GIVEN REQUEST: Reproduce all entries verbatim, with nothing added or dropped.

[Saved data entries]

..........

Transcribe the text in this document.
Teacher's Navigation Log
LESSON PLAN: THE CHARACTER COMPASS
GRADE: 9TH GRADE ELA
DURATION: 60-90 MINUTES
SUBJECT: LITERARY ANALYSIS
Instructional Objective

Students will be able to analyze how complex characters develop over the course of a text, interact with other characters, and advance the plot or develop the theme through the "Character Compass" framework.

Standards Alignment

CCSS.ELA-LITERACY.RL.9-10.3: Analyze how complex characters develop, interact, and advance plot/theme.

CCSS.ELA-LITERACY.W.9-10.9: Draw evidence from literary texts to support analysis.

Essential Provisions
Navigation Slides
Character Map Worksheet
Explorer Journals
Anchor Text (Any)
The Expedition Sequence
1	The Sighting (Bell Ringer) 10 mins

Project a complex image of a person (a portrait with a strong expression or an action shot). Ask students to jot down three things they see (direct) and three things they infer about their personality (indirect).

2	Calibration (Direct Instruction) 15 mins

..........

RESULT OF THE TASK:
Transcribe the text in this document.
Teacher's Navigation Log
LESSON PLAN: THE CHARACTER COMPASS
GRADE: 9TH GRADE ELA
DURATION: 60-90 MINUTES
SUBJECT: LITERARY ANALYSIS
Instructional Objective

Students will be able to analyze how complex characters develop over the course of a text, interact with other characters, and advance the plot or develop the theme through the "Character Compass" framework.

Standards Alignment

CCSS.ELA-LITERACY.RL.9-10.3: Analyze how complex characters develop, interact, and advance plot/theme.

CCSS.ELA-LITERACY.W.9-10.9: Draw evidence from literary texts to support analysis.

Essential Provisions
Navigation Slides
Character Map Worksheet
Explorer Journals
Anchor Text (Any)
The Expedition Sequence
1	The Sighting (Bell Ringer) 10 mins

Project a complex image of a person (a portrait with a strong expression or an action shot). Ask students to jot down three things they see (direct) and three things they infer about their personality (indirect).

2	Calibration (Direct Instruction) 15 mins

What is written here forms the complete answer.